# DOCUMENT TEXT
########################################
So I haven't talked about the games I've been playing in a while, so I'll just cover a whole bunch in one go!
Ara Fell Enhanced Edition - This was a blind steam grab, but I really enjoyed it! It's a JRPG, but with some very interesting mechanic changes. Strangely enough, its combat system is only lightly modified versus typical JRPG. Usually that's where the innovation is, ala bravely default. Ara Fell EE instead changes looting, moving to a crafting system for equipment and items. I often do not enjoy crafting systems as they can get quite grindy but, this one avoids that trap very well. It's very low grind and used more for gating than anything else, plus it makes getting potions and other typical useables a lot easier. It's really neat. That being said, it isn't without mechanical changes. It has an ultimate move that builds between fights, very good class system and upgrade pathinig, and the very interesting twist of instant restoration after every fight so you always start fresh. It sounds like not much on paper, but combined, it adds up to a familiar yet unique combat experience that I definitely enjoyed. Anyway, in addition to mechanics, Ara Fell has a good story and some good writing behind it too! Definitely can recommend this one! Also, it has an option to double the speed of battle animations and just, yea, I just left it on. Super nice. Oh, also, I played it on Hard, and was pretty happy with it. A couple of times things got a little tight, but not super difficult otherwise. Pretty satisfying imo.
Freedom Planet - It's like classic sonic but better, but I don't really care for classic sonic, so... It's fine. Hey, I beat it with one character, which is farther than I've ever gotten in a classic sonic game!
########################################
# STATED GOAL 1
Translate this sentence from the game roundup into Spanish: "I often do not enjoy crafting systems as they can get quite grindy but, this one avoids that trap very well."

Collected data
########################################
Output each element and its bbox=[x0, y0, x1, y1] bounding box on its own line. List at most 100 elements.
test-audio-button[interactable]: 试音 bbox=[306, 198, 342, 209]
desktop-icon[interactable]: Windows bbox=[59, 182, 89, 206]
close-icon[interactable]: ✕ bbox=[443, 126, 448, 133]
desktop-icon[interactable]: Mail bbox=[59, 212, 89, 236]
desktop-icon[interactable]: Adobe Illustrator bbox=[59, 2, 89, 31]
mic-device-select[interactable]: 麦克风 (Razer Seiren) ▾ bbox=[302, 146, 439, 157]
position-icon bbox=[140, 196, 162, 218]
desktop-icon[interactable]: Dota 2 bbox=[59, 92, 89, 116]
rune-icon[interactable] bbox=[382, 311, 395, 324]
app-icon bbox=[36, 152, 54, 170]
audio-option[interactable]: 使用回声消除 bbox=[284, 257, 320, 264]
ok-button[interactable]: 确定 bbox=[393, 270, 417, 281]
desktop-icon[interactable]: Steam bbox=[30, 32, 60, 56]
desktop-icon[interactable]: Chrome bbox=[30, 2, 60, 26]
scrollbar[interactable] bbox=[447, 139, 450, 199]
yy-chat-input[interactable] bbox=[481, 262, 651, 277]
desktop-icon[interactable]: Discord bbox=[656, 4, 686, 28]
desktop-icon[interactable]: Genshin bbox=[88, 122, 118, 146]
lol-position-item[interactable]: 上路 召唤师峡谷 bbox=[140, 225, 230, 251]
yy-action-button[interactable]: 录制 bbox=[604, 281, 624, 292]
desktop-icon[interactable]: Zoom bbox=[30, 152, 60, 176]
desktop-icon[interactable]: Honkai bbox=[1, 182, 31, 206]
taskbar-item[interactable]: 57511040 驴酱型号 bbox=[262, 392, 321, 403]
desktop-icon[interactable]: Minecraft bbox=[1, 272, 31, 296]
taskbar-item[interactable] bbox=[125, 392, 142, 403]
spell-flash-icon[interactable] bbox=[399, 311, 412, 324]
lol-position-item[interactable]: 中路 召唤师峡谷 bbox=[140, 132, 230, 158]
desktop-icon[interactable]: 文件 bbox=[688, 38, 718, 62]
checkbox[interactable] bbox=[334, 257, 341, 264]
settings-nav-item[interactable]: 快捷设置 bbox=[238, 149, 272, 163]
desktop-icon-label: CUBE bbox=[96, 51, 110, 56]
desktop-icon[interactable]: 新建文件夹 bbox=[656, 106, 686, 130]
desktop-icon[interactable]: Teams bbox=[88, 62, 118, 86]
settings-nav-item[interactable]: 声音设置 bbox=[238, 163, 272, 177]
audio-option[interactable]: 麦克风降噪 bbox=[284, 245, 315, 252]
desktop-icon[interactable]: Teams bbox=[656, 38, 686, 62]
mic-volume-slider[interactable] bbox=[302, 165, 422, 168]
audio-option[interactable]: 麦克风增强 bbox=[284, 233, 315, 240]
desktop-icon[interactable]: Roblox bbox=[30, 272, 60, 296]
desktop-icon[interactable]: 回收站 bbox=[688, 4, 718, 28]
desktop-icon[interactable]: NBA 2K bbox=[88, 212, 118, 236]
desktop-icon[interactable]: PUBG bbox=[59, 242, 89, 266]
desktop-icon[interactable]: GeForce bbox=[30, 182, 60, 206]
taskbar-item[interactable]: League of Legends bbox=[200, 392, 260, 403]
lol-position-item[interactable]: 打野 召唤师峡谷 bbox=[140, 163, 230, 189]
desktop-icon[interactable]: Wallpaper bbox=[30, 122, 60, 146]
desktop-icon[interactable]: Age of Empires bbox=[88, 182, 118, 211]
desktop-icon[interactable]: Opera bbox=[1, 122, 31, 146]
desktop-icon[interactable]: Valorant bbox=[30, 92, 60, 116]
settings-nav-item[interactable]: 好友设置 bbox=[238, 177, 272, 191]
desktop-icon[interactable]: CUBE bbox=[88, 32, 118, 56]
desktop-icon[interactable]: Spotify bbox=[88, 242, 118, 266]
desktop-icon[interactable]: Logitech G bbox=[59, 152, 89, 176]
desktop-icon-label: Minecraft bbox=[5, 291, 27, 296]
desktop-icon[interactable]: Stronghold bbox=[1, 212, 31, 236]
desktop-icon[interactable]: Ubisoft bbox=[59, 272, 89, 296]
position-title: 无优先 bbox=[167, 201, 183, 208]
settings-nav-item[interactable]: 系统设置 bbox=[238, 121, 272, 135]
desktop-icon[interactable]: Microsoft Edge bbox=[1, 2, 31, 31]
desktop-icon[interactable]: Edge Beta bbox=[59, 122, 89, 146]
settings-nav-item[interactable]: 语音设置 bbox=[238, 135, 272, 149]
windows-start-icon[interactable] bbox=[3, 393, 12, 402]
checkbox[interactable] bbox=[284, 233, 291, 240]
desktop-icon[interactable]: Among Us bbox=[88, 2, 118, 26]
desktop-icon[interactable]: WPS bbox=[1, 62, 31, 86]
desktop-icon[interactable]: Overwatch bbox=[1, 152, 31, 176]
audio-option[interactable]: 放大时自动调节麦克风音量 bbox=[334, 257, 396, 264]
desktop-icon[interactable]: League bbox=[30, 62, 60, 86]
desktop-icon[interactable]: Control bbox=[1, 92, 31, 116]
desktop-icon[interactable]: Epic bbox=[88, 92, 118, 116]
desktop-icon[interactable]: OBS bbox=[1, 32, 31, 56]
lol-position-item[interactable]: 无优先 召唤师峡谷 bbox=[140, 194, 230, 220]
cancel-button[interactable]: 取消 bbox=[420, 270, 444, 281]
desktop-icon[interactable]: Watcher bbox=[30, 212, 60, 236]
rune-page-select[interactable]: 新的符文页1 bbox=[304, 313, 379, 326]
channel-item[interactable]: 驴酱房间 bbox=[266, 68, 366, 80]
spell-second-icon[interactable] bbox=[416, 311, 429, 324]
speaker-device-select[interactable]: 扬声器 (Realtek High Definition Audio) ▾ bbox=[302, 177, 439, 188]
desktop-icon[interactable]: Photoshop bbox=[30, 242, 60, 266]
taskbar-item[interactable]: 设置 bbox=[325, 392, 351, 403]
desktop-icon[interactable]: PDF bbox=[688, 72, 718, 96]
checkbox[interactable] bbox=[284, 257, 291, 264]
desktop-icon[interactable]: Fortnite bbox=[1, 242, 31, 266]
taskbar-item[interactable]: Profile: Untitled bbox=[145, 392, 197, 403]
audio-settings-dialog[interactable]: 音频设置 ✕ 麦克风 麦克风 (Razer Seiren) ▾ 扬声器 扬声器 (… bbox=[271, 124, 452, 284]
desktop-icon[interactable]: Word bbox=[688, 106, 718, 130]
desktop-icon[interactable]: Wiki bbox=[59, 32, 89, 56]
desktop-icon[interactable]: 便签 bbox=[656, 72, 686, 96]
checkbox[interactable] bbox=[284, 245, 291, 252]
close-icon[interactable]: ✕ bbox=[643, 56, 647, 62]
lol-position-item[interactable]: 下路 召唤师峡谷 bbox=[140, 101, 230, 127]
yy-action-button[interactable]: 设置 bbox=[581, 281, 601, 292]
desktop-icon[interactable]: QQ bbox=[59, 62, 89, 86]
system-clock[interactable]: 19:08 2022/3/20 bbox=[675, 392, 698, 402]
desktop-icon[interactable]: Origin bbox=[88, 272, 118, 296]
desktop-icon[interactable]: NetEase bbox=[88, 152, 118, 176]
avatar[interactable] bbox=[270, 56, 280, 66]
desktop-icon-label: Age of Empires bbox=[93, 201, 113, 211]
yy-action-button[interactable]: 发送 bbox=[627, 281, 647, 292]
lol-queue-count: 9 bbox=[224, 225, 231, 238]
########################################
# STATED GOAL 2
Print the part of the listing that opens with its first line and closes with the line containing "mic-device-select[interactable]: 麦克风 (Razer", both ends included.

# COMPLETE RESPONSE 1
A menudo no disfruto de los sistemas de fabricación, ya que pueden volverse bastante repetitivos, pero este evita muy bien esa trampa.

# COMPLETE RESPONSE 2
Output each element and its bbox=[x0, y0, x1, y1] bounding box on its own line. List at most 100 elements.
test-audio-button[interactable]: 试音 bbox=[306, 198, 342, 209]
desktop-icon[interactable]: Windows bbox=[59, 182, 89, 206]
close-icon[interactable]: ✕ bbox=[443, 126, 448, 133]
desktop-icon[interactable]: Mail bbox=[59, 212, 89, 236]
desktop-icon[interactable]: Adobe Illustrator bbox=[59, 2, 89, 31]
mic-device-select[interactable]: 麦克风 (Razer Seiren) ▾ bbox=[302, 146, 439, 157]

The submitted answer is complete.